>> start DATA PROVIDED

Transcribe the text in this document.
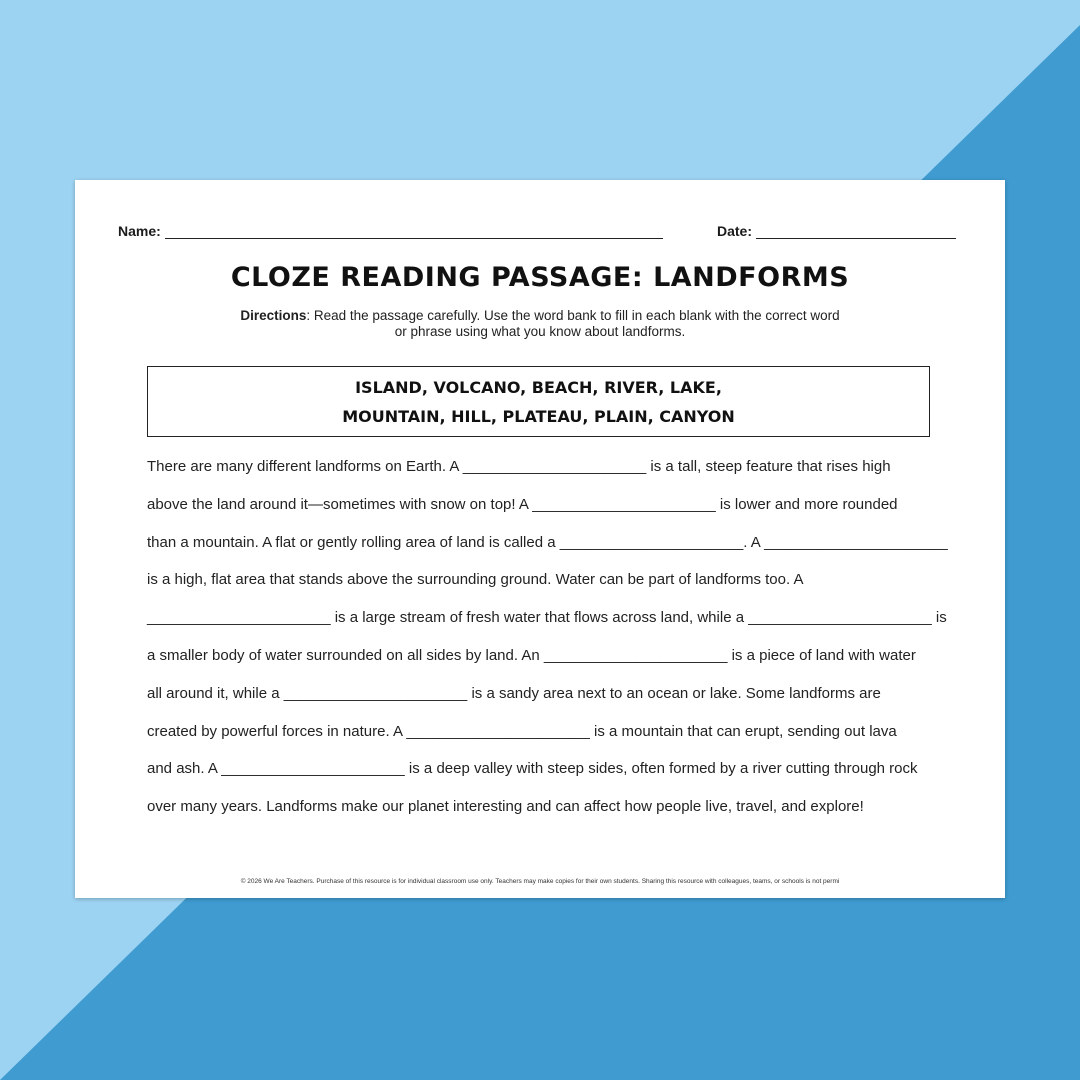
Name:	Date:
CLOZE READING PASSAGE: LANDFORMS
Directions: Read the passage carefully. Use the word bank to fill in each blank with the correct word
or phrase using what you know about landforms.
ISLAND, VOLCANO, BEACH, RIVER, LAKE,
MOUNTAIN, HILL, PLATEAU, PLAIN, CANYON
There are many different landforms on Earth. A ______________________ is a tall, steep feature that rises high
above the land around it—sometimes with snow on top! A ______________________ is lower and more rounded
than a mountain. A flat or gently rolling area of land is called a ______________________. A ______________________
is a high, flat area that stands above the surrounding ground. Water can be part of landforms too. A
______________________ is a large stream of fresh water that flows across land, while a ______________________ is
a smaller body of water surrounded on all sides by land. An ______________________ is a piece of land with water
all around it, while a ______________________ is a sandy area next to an ocean or lake. Some landforms are
created by powerful forces in nature. A ______________________ is a mountain that can erupt, sending out lava
and ash. A ______________________ is a deep valley with steep sides, often formed by a river cutting through rock
over many years. Landforms make our planet interesting and can affect how people live, travel, and explore!
© 2026 We Are Teachers. Purchase of this resource is for individual classroom use only. Teachers may make copies for their own students. Sharing this resource with colleagues, teams, or schools is not permi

>> end DATA PROVIDED

= REQUIRED TASK =
Give back each entry exactly as it appears, with no pictures.

= OUTPUT BELOW =
Transcribe the text in this document.
Name:	Date:
CLOZE READING PASSAGE: LANDFORMS
Directions: Read the passage carefully. Use the word bank to fill in each blank with the correct word
or phrase using what you know about landforms.
ISLAND, VOLCANO, BEACH, RIVER, LAKE,
MOUNTAIN, HILL, PLATEAU, PLAIN, CANYON
There are many different landforms on Earth. A ______________________ is a tall, steep feature that rises high
above the land around it—sometimes with snow on top! A ______________________ is lower and more rounded
than a mountain. A flat or gently rolling area of land is called a ______________________. A ______________________
is a high, flat area that stands above the surrounding ground. Water can be part of landforms too. A
______________________ is a large stream of fresh water that flows across land, while a ______________________ is
a smaller body of water surrounded on all sides by land. An ______________________ is a piece of land with water
all around it, while a ______________________ is a sandy area next to an ocean or lake. Some landforms are
created by powerful forces in nature. A ______________________ is a mountain that can erupt, sending out lava
and ash. A ______________________ is a deep valley with steep sides, often formed by a river cutting through rock
over many years. Landforms make our planet interesting and can affect how people live, travel, and explore!
© 2026 We Are Teachers. Purchase of this resource is for individual classroom use only. Teachers may make copies for their own students. Sharing this resource with colleagues, teams, or schools is not permi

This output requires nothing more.